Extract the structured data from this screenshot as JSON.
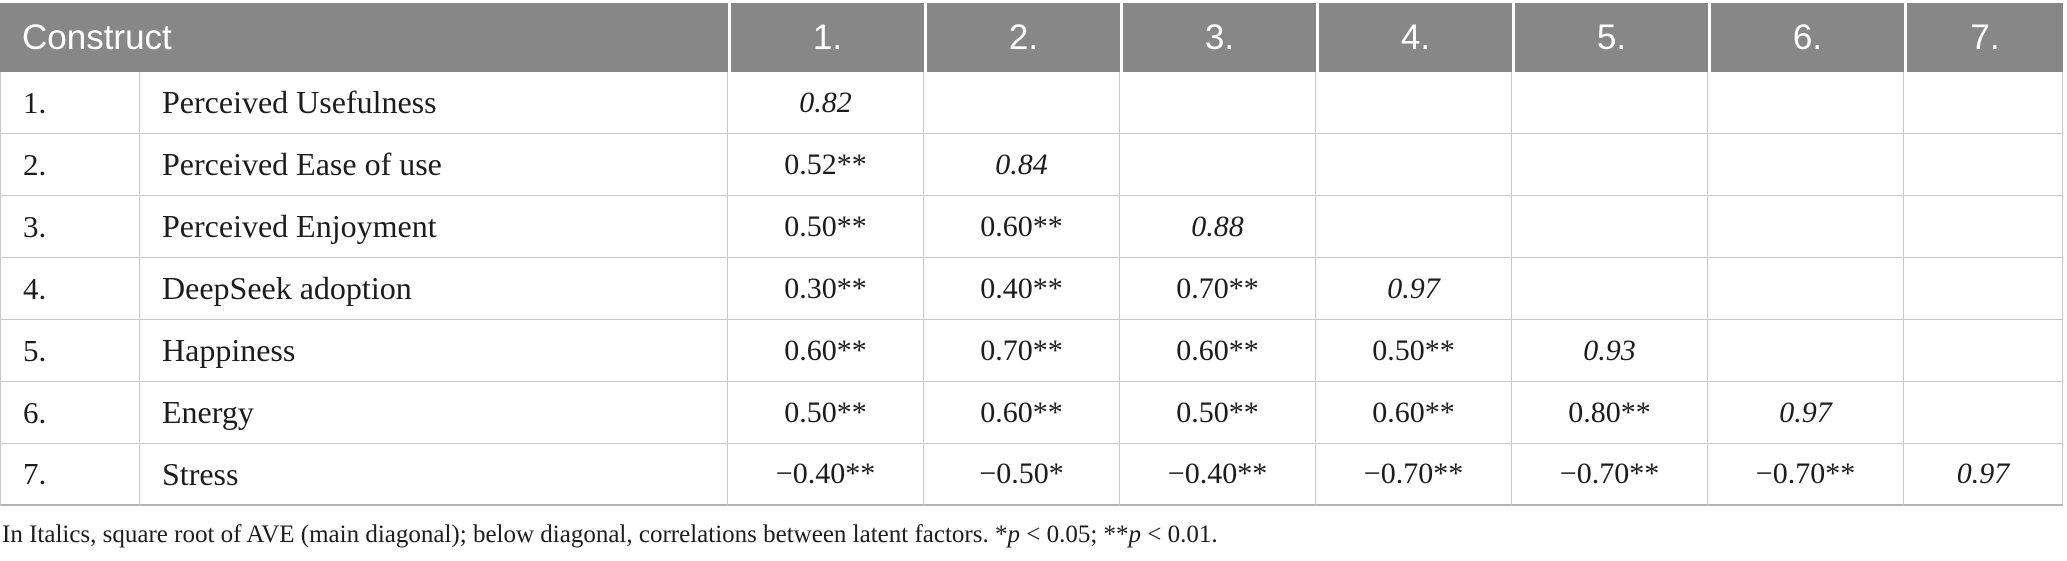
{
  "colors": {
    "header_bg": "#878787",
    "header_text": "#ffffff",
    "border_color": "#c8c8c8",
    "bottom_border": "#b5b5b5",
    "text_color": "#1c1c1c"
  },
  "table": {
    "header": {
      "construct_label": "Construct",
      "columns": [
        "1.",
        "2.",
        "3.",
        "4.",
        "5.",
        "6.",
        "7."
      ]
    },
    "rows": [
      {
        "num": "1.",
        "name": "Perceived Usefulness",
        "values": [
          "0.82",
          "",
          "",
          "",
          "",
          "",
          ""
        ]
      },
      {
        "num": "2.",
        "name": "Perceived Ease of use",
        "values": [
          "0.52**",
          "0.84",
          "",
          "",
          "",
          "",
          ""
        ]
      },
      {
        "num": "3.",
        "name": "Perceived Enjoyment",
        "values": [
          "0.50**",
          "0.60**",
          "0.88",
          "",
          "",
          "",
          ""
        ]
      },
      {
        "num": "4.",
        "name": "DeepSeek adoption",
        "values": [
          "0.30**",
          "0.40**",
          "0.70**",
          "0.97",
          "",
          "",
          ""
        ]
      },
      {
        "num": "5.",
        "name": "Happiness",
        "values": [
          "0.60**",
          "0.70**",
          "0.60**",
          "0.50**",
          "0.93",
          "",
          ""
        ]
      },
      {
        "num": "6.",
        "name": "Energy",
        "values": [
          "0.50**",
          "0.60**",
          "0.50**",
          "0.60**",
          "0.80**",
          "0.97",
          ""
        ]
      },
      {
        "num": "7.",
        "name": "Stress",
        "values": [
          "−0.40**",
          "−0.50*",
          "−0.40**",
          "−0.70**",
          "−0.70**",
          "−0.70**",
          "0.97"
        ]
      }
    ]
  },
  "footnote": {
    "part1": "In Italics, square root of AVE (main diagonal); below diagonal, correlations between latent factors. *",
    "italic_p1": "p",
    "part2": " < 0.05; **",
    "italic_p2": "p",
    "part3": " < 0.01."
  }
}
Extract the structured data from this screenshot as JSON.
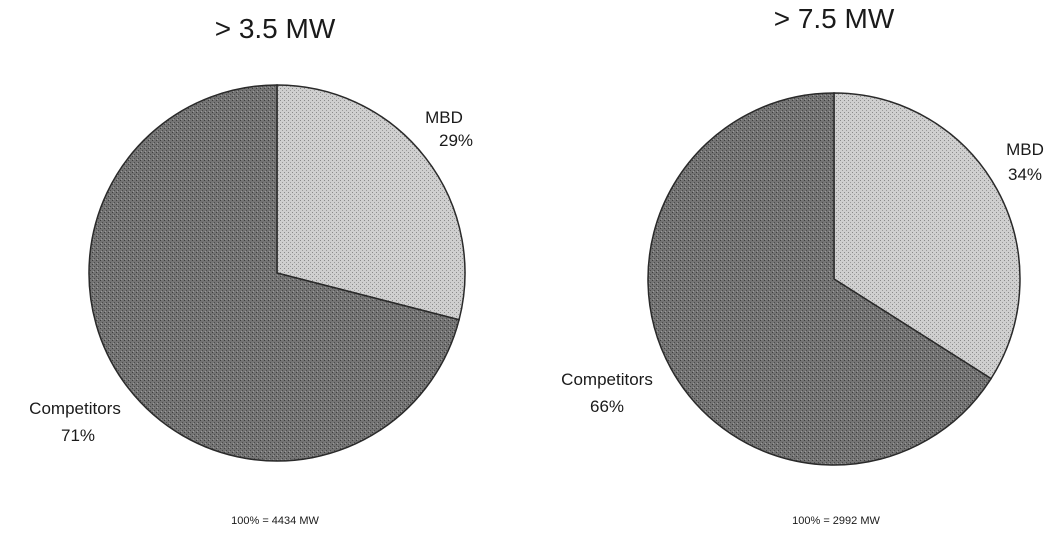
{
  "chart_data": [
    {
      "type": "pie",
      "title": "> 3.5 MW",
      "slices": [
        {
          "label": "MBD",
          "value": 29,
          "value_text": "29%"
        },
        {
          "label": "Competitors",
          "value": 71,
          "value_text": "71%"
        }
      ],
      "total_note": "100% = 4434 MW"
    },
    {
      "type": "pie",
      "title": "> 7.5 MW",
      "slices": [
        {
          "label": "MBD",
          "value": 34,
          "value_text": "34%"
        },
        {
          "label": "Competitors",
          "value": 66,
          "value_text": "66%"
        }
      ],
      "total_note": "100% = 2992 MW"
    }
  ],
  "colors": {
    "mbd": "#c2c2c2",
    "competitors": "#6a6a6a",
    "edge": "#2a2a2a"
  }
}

**WHAT TO PRODUCE**: Pictures stay out; reproduce every line of the records exactly.

**WRITTEN SOLUTION**:
Extract the structured data from this screenshot as JSON.
{
  "colors": {
    "header_bg": "#878787",
    "header_text": "#ffffff",
    "border_color": "#c8c8c8",
    "bottom_border": "#b5b5b5",
    "text_color": "#1c1c1c"
  },
  "table": {
    "header": {
      "construct_label": "Construct",
      "columns": [
        "1.",
        "2.",
        "3.",
        "4.",
        "5.",
        "6.",
        "7."
      ]
    },
    "rows": [
      {
        "num": "1.",
        "name": "Perceived Usefulness",
        "values": [
          "0.82",
          "",
          "",
          "",
          "",
          "",
          ""
        ]
      },
      {
        "num": "2.",
        "name": "Perceived Ease of use",
        "values": [
          "0.52**",
          "0.84",
          "",
          "",
          "",
          "",
          ""
        ]
      },
      {
        "num": "3.",
        "name": "Perceived Enjoyment",
        "values": [
          "0.50**",
          "0.60**",
          "0.88",
          "",
          "",
          "",
          ""
        ]
      },
      {
        "num": "4.",
        "name": "DeepSeek adoption",
        "values": [
          "0.30**",
          "0.40**",
          "0.70**",
          "0.97",
          "",
          "",
          ""
        ]
      },
      {
        "num": "5.",
        "name": "Happiness",
        "values": [
          "0.60**",
          "0.70**",
          "0.60**",
          "0.50**",
          "0.93",
          "",
          ""
        ]
      },
      {
        "num": "6.",
        "name": "Energy",
        "values": [
          "0.50**",
          "0.60**",
          "0.50**",
          "0.60**",
          "0.80**",
          "0.97",
          ""
        ]
      },
      {
        "num": "7.",
        "name": "Stress",
        "values": [
          "−0.40**",
          "−0.50*",
          "−0.40**",
          "−0.70**",
          "−0.70**",
          "−0.70**",
          "0.97"
        ]
      }
    ]
  },
  "footnote": {
    "part1": "In Italics, square root of AVE (main diagonal); below diagonal, correlations between latent factors. *",
    "italic_p1": "p",
    "part2": " < 0.05; **",
    "italic_p2": "p",
    "part3": " < 0.01."
  }
}
Extract the structured data from this screenshot as JSON.
{
  "chart_data": [
    {
      "type": "pie",
      "title": "> 3.5 MW",
      "slices": [
        {
          "label": "MBD",
          "value": 29,
          "value_text": "29%"
        },
        {
          "label": "Competitors",
          "value": 71,
          "value_text": "71%"
        }
      ],
      "total_note": "100% = 4434 MW"
    },
    {
      "type": "pie",
      "title": "> 7.5 MW",
      "slices": [
        {
          "label": "MBD",
          "value": 34,
          "value_text": "34%"
        },
        {
          "label": "Competitors",
          "value": 66,
          "value_text": "66%"
        }
      ],
      "total_note": "100% = 2992 MW"
    }
  ],
  "colors": {
    "mbd": "#c2c2c2",
    "competitors": "#6a6a6a",
    "edge": "#2a2a2a"
  }
}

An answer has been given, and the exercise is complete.